[Saved entries]
## begin

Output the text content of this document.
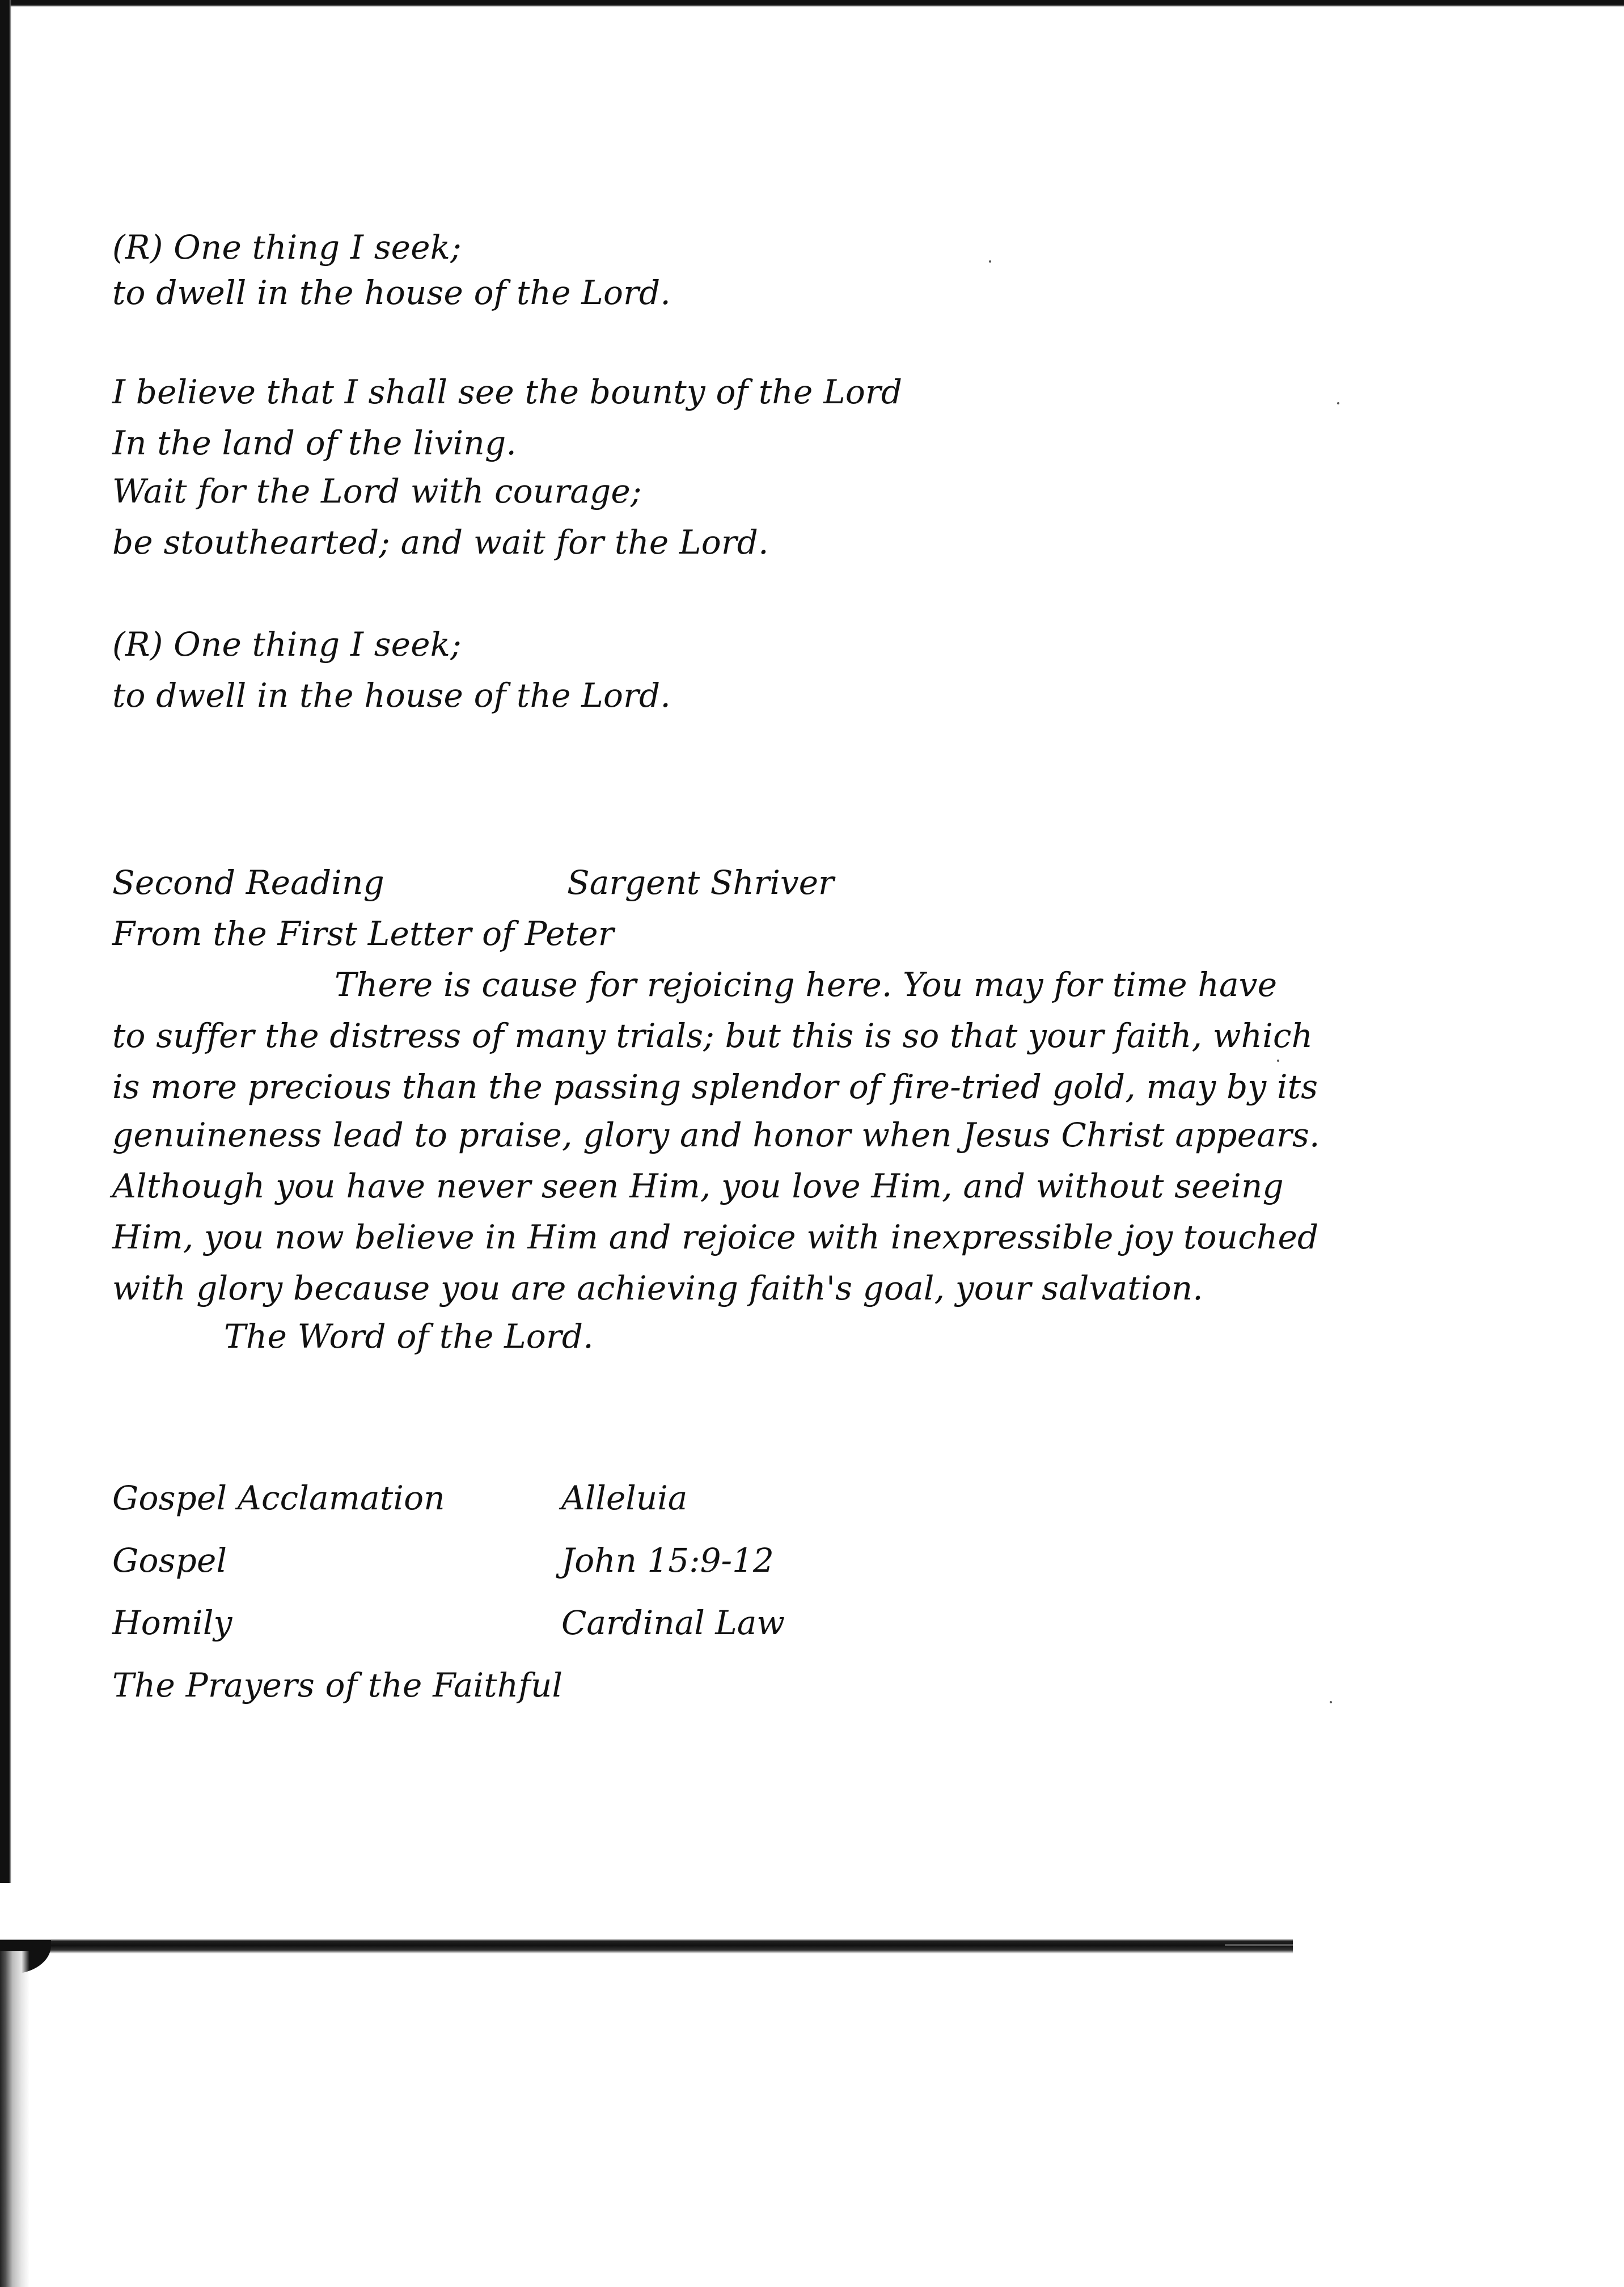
(R) One thing I seek;
to dwell in the house of the Lord.
I believe that I shall see the bounty of the Lord
In the land of the living.
Wait for the Lord with courage;
be stouthearted; and wait for the Lord.
(R) One thing I seek;
to dwell in the house of the Lord.
Second Reading	Sargent Shriver
From the First Letter of Peter
There is cause for rejoicing here. You may for time have
to suffer the distress of many trials; but this is so that your faith, which
is more precious than the passing splendor of fire-tried gold, may by its
genuineness lead to praise, glory and honor when Jesus Christ appears.
Although you have never seen Him, you love Him, and without seeing
Him, you now believe in Him and rejoice with inexpressible joy touched
with glory because you are achieving faith's goal, your salvation.
The Word of the Lord.
Gospel Acclamation	Alleluia
Gospel	John 15:9-12
Homily	Cardinal Law
The Prayers of the Faithful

## end

** Description of the task **
Consider the entries above and return each line with the string "have".

** Full response **
There is cause for rejoicing here. You may for time have
Although you have never seen Him, you love Him, and without seeing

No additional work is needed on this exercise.